WHAT IS EXPECTED
Reproduce the listing below in full and without alteration, apart from its pictures.
[START INFORMATION SHOWN]
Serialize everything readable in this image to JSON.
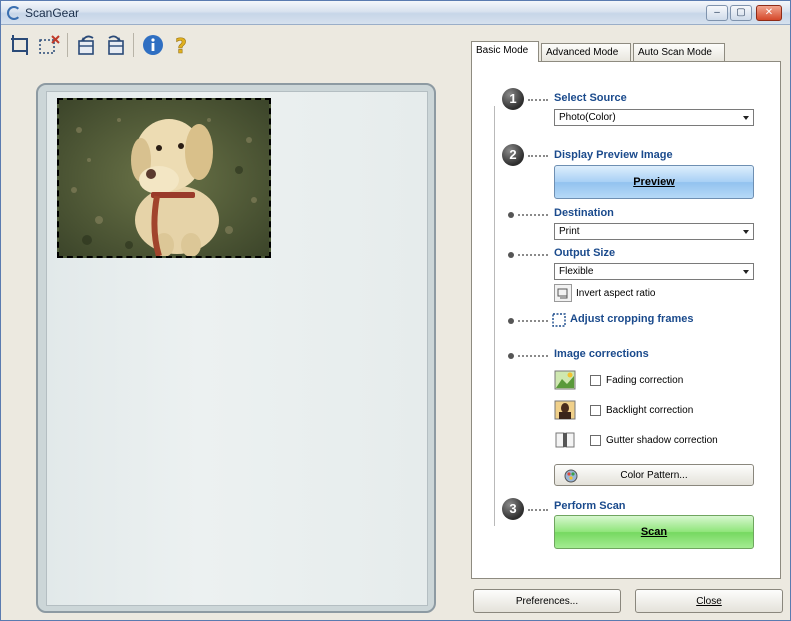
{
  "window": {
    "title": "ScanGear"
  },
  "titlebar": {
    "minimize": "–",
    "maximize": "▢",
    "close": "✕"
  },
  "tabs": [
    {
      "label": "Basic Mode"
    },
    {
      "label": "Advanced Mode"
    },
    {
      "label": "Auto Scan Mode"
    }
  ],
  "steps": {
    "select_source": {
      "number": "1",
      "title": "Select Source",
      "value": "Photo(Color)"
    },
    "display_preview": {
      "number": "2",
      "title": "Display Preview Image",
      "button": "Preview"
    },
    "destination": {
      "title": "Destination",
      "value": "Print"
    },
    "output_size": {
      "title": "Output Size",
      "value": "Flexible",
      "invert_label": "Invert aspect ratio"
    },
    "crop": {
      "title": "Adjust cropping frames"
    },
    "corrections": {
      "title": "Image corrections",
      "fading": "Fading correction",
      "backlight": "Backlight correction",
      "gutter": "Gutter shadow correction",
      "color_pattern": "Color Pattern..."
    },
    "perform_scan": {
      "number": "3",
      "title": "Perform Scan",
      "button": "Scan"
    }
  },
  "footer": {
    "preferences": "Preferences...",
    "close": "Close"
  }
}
[END INFORMATION SHOWN]
WRITTEN SOLUTION
Serialize everything readable in this image to JSON.
{
  "window": {
    "title": "ScanGear"
  },
  "titlebar": {
    "minimize": "–",
    "maximize": "▢",
    "close": "✕"
  },
  "tabs": [
    {
      "label": "Basic Mode"
    },
    {
      "label": "Advanced Mode"
    },
    {
      "label": "Auto Scan Mode"
    }
  ],
  "steps": {
    "select_source": {
      "number": "1",
      "title": "Select Source",
      "value": "Photo(Color)"
    },
    "display_preview": {
      "number": "2",
      "title": "Display Preview Image",
      "button": "Preview"
    },
    "destination": {
      "title": "Destination",
      "value": "Print"
    },
    "output_size": {
      "title": "Output Size",
      "value": "Flexible",
      "invert_label": "Invert aspect ratio"
    },
    "crop": {
      "title": "Adjust cropping frames"
    },
    "corrections": {
      "title": "Image corrections",
      "fading": "Fading correction",
      "backlight": "Backlight correction",
      "gutter": "Gutter shadow correction",
      "color_pattern": "Color Pattern..."
    },
    "perform_scan": {
      "number": "3",
      "title": "Perform Scan",
      "button": "Scan"
    }
  },
  "footer": {
    "preferences": "Preferences...",
    "close": "Close"
  }
}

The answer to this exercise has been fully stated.